What to do> The answer must restate every entry exactly as it appears.

>>

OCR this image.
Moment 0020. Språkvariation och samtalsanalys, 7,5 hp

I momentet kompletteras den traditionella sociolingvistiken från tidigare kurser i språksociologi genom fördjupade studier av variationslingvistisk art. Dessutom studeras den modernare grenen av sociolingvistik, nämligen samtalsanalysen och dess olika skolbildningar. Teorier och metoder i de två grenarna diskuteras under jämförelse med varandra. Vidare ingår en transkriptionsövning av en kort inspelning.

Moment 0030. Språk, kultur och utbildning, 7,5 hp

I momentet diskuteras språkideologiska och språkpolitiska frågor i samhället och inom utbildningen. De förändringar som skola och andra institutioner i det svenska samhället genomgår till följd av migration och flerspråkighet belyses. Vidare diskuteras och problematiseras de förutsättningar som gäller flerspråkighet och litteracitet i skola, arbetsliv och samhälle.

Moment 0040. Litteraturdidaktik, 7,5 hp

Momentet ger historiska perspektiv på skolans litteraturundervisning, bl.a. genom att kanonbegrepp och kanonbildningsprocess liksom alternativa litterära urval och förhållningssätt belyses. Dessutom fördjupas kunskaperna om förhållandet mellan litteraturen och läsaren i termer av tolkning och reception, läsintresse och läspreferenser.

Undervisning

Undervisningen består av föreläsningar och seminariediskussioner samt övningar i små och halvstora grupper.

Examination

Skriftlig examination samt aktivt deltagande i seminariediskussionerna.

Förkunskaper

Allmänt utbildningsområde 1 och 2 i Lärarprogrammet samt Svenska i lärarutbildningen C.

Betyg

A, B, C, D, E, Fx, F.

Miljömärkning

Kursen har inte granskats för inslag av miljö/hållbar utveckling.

<<

Your response>
OCR this image.
Moment 0020. Språkvariation och samtalsanalys, 7,5 hp

I momentet kompletteras den traditionella sociolingvistiken från tidigare kurser i språksociologi genom fördjupade studier av variationslingvistisk art. Dessutom studeras den modernare grenen av sociolingvistik, nämligen samtalsanalysen och dess olika skolbildningar. Teorier och metoder i de två grenarna diskuteras under jämförelse med varandra. Vidare ingår en transkriptionsövning av en kort inspelning.

Moment 0030. Språk, kultur och utbildning, 7,5 hp

I momentet diskuteras språkideologiska och språkpolitiska frågor i samhället och inom utbildningen. De förändringar som skola och andra institutioner i det svenska samhället genomgår till följd av migration och flerspråkighet belyses. Vidare diskuteras och problematiseras de förutsättningar som gäller flerspråkighet och litteracitet i skola, arbetsliv och samhälle.

Moment 0040. Litteraturdidaktik, 7,5 hp

Momentet ger historiska perspektiv på skolans litteraturundervisning, bl.a. genom att kanonbegrepp och kanonbildningsprocess liksom alternativa litterära urval och förhållningssätt belyses. Dessutom fördjupas kunskaperna om förhållandet mellan litteraturen och läsaren i termer av tolkning och reception, läsintresse och läspreferenser.

Undervisning

Undervisningen består av föreläsningar och seminariediskussioner samt övningar i små och halvstora grupper.

Examination

Skriftlig examination samt aktivt deltagande i seminariediskussionerna.

Förkunskaper

Allmänt utbildningsområde 1 och 2 i Lärarprogrammet samt Svenska i lärarutbildningen C.

Betyg

A, B, C, D, E, Fx, F.

Miljömärkning

Kursen har inte granskats för inslag av miljö/hållbar utveckling.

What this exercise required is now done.